** START Exercise input **
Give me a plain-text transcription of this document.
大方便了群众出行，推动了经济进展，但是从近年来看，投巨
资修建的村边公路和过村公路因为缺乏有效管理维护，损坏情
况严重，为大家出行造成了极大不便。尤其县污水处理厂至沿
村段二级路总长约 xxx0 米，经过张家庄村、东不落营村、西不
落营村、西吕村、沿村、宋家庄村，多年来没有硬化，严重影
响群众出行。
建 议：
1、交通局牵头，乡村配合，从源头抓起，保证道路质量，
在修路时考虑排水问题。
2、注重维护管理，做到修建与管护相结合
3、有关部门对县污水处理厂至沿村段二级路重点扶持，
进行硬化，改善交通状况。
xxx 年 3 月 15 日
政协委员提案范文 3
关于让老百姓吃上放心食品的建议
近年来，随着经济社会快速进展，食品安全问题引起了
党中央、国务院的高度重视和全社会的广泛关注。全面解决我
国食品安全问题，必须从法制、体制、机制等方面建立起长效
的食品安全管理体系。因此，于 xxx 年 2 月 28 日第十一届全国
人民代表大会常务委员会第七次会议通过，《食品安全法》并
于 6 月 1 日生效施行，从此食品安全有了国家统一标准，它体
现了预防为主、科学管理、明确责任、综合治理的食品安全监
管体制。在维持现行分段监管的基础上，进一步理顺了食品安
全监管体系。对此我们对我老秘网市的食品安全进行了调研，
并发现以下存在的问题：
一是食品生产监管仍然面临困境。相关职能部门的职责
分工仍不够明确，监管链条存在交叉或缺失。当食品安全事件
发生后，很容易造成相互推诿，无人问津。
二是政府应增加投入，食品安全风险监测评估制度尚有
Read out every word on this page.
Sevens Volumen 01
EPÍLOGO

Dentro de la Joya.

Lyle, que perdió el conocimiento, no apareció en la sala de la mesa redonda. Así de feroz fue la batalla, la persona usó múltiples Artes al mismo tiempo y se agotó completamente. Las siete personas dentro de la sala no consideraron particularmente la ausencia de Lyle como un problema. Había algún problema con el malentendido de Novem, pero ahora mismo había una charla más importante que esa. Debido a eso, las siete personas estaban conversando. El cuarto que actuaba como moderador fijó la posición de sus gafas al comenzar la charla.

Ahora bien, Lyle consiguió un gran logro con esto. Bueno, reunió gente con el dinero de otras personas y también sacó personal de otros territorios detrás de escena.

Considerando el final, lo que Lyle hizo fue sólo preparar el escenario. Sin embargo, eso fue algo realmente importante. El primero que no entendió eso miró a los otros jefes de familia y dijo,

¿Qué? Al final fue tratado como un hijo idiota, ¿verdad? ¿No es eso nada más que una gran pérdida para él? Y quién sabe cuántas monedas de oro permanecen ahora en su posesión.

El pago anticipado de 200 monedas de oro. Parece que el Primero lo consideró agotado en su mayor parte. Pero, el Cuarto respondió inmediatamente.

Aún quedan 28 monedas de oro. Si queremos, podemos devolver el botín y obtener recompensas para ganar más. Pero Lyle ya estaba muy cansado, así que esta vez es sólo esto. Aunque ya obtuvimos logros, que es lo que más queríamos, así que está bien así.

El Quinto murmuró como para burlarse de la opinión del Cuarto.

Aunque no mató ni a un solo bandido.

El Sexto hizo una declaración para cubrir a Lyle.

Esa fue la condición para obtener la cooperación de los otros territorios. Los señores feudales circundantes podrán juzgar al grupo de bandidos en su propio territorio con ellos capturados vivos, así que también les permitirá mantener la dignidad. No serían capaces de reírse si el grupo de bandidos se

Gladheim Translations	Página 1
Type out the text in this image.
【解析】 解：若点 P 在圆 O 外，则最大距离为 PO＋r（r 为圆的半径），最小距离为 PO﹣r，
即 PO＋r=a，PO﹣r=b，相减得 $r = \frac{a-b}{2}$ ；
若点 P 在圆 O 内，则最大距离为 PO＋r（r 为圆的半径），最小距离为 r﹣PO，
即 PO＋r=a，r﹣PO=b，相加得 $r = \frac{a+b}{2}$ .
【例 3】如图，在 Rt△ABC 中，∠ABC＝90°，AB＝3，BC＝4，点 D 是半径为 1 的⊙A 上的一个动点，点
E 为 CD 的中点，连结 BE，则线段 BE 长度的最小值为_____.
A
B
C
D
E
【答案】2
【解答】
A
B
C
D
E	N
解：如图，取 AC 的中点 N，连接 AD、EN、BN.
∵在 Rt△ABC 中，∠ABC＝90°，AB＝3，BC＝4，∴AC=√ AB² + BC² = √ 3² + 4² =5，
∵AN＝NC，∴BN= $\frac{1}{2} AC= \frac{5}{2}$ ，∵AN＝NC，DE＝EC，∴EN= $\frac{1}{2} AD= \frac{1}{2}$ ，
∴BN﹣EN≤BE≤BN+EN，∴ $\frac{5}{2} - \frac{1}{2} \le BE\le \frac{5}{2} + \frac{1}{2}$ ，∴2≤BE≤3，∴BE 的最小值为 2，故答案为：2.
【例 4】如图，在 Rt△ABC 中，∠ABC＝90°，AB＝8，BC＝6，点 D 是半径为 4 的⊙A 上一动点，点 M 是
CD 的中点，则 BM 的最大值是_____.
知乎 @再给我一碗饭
** END Exercise input **
» **What is asked**:
Identify and list each line with the word "sólo".

» **Answer to this exercise**:
Considerando el final, lo que Lyle hizo fue sólo preparar el escenario. Sin embargo, eso fue algo realmente importante. El primero que no entendió eso miró a los otros jefes de familia y dijo,
Aún quedan 28 monedas de oro. Si queremos, podemos devolver el botín y obtener recompensas para ganar más. Pero Lyle ya estaba muy cansado, así que esta vez es sólo esto. Aunque ya obtuvimos logros, que es lo que más queríamos, así que está bien así.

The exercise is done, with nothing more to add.